• Stored rows
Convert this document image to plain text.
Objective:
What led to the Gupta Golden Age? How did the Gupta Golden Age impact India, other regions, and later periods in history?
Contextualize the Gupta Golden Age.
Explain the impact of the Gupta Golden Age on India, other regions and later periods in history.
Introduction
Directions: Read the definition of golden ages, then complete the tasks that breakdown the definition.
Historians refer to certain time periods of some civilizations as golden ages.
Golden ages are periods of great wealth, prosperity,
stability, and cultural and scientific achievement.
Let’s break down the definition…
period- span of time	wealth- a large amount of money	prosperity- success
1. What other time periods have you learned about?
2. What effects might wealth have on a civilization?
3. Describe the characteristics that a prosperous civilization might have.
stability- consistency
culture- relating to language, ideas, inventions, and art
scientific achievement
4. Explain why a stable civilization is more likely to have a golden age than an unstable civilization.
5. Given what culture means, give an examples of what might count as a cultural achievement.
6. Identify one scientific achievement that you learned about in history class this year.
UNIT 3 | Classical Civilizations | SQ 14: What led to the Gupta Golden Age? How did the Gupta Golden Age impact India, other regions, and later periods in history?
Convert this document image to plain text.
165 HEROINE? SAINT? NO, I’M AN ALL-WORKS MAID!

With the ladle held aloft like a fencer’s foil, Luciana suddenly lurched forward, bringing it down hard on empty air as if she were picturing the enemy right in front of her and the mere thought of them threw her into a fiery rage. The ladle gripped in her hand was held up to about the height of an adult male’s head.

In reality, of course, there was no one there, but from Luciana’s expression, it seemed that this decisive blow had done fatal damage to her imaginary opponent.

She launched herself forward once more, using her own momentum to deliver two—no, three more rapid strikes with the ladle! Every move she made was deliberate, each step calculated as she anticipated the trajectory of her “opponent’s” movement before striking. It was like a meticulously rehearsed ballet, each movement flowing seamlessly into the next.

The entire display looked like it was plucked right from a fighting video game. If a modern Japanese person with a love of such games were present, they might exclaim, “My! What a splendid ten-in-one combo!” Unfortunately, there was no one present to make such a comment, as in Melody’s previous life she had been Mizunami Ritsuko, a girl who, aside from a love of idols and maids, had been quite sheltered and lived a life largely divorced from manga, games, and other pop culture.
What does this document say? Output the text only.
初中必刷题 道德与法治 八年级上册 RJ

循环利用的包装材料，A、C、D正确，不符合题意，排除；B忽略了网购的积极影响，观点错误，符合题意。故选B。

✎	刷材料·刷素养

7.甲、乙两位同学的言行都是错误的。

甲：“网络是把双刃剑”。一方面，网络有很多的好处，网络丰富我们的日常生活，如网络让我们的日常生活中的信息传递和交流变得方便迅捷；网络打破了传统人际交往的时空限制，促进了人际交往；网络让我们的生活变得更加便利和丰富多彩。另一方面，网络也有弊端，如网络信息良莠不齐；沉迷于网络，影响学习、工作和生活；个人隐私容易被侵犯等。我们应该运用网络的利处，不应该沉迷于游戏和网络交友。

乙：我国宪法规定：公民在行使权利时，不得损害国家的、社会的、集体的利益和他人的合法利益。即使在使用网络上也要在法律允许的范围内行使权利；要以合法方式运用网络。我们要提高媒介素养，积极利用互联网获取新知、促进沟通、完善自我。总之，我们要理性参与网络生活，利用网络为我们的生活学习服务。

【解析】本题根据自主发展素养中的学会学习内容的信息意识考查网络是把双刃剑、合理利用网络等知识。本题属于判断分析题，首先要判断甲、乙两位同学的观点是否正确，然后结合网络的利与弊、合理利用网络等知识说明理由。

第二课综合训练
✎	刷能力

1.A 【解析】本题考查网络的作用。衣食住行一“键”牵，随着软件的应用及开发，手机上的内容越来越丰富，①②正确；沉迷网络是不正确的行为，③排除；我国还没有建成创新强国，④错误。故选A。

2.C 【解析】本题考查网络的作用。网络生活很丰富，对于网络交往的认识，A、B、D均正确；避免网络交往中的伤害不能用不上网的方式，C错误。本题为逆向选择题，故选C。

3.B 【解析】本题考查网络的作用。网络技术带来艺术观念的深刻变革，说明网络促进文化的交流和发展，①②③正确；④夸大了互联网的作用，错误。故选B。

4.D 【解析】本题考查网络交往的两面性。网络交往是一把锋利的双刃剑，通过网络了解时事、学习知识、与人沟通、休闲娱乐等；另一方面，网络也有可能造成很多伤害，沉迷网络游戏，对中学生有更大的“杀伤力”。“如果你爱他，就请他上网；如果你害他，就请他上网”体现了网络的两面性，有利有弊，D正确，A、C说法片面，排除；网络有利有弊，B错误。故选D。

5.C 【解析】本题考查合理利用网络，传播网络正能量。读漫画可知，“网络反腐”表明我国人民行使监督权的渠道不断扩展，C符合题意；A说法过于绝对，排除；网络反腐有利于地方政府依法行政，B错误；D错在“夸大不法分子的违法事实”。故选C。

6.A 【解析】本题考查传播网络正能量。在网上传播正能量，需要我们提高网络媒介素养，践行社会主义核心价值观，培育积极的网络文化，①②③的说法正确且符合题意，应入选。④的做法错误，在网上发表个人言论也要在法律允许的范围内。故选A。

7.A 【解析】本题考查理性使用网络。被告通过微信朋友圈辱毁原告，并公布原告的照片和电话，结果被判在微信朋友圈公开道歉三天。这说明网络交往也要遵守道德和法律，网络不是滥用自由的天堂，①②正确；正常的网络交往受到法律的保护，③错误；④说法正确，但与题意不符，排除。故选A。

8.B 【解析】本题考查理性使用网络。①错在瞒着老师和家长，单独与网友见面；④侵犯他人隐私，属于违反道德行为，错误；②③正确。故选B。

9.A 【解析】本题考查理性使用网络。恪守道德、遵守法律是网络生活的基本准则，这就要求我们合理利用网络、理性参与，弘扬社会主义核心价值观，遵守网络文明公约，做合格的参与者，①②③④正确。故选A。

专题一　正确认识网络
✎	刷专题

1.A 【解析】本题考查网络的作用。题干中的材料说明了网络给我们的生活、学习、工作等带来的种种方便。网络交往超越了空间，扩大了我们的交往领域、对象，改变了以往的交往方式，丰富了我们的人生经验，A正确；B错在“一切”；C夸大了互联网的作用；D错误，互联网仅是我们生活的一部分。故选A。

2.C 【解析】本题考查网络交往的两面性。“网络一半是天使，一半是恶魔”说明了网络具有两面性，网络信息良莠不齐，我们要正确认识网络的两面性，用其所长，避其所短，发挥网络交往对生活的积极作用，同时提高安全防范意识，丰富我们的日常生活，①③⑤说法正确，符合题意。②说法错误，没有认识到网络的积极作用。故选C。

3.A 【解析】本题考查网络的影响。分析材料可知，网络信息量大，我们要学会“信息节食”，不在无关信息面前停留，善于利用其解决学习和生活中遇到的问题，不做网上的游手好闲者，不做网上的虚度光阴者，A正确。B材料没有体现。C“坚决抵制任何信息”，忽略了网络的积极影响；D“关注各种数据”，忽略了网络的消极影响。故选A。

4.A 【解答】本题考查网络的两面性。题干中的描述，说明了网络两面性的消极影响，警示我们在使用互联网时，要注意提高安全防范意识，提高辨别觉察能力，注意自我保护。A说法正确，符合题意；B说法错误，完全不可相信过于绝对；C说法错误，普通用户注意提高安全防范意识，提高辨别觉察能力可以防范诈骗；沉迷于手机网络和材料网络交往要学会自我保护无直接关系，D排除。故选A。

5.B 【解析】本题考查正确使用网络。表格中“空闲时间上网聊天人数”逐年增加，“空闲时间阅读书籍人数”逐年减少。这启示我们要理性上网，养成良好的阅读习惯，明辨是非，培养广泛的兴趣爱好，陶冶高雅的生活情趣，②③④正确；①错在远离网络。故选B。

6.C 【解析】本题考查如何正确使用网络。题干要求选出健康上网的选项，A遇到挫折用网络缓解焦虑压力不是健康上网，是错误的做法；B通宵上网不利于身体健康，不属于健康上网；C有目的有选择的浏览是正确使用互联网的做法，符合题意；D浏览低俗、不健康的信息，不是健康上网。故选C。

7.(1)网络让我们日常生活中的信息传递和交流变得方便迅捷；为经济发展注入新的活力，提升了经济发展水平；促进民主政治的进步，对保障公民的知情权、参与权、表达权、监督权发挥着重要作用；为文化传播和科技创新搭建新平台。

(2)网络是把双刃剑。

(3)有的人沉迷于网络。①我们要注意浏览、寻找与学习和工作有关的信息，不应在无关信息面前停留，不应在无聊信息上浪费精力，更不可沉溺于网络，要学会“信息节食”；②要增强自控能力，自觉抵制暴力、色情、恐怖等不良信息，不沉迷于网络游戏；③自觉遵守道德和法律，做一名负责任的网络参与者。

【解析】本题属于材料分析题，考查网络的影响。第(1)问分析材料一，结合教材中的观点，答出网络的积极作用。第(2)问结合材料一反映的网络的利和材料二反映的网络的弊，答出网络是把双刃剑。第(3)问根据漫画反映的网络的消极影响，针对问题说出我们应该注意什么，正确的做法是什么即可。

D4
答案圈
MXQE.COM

• Directions for this task
Gather each line from the listing above that holds "cultural".

• Written response
stability, and cultural and scientific achievement.
5. Given what culture means, give an examples of what might count as a cultural achievement.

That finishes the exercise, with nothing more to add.